# THE REQUEST
Reproduce this listing in full.

# PROVIDED RECORDS

— START —

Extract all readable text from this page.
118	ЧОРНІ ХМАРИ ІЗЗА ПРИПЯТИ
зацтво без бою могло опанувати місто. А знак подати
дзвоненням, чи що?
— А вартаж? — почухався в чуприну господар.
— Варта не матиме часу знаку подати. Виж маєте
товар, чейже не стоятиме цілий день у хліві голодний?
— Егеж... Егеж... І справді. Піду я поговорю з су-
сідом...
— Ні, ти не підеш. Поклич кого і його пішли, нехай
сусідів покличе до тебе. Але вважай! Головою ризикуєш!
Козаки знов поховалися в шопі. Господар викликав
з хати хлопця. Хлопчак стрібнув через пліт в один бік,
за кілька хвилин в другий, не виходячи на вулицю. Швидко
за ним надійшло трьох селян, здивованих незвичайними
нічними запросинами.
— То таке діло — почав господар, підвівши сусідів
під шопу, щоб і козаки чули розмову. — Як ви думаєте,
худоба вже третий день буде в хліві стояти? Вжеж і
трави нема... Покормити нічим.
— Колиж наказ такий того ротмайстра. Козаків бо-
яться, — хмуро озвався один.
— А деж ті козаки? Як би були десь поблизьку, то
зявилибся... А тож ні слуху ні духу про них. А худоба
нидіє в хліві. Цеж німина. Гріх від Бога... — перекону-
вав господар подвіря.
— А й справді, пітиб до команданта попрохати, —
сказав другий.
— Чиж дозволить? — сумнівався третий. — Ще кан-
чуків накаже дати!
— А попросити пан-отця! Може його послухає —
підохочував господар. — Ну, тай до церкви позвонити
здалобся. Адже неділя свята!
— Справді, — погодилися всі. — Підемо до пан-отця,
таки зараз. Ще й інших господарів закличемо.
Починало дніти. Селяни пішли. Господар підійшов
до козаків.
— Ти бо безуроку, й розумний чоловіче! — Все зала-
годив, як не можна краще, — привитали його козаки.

— END —

# RESPONSE
Extract all readable text from this page.
118	ЧОРНІ ХМАРИ ІЗЗА ПРИПЯТИ
зацтво без бою могло опанувати місто. А знак подати
дзвоненням, чи що?
— А вартаж? — почухався в чуприну господар.
— Варта не матиме часу знаку подати. Виж маєте
товар, чейже не стоятиме цілий день у хліві голодний?
— Егеж... Егеж... І справді. Піду я поговорю з су-
сідом...
— Ні, ти не підеш. Поклич кого і його пішли, нехай
сусідів покличе до тебе. Але вважай! Головою ризикуєш!
Козаки знов поховалися в шопі. Господар викликав
з хати хлопця. Хлопчак стрібнув через пліт в один бік,
за кілька хвилин в другий, не виходячи на вулицю. Швидко
за ним надійшло трьох селян, здивованих незвичайними
нічними запросинами.
— То таке діло — почав господар, підвівши сусідів
під шопу, щоб і козаки чули розмову. — Як ви думаєте,
худоба вже третий день буде в хліві стояти? Вжеж і
трави нема... Покормити нічим.
— Колиж наказ такий того ротмайстра. Козаків бо-
яться, — хмуро озвався один.
— А деж ті козаки? Як би були десь поблизьку, то
зявилибся... А тож ні слуху ні духу про них. А худоба
нидіє в хліві. Цеж німина. Гріх від Бога... — перекону-
вав господар подвіря.
— А й справді, пітиб до команданта попрохати, —
сказав другий.
— Чиж дозволить? — сумнівався третий. — Ще кан-
чуків накаже дати!
— А попросити пан-отця! Може його послухає —
підохочував господар. — Ну, тай до церкви позвонити
здалобся. Адже неділя свята!
— Справді, — погодилися всі. — Підемо до пан-отця,
таки зараз. Ще й інших господарів закличемо.
Починало дніти. Селяни пішли. Господар підійшов
до козаків.
— Ти бо безуроку, й розумний чоловіче! — Все зала-
годив, як не можна краще, — привитали його козаки.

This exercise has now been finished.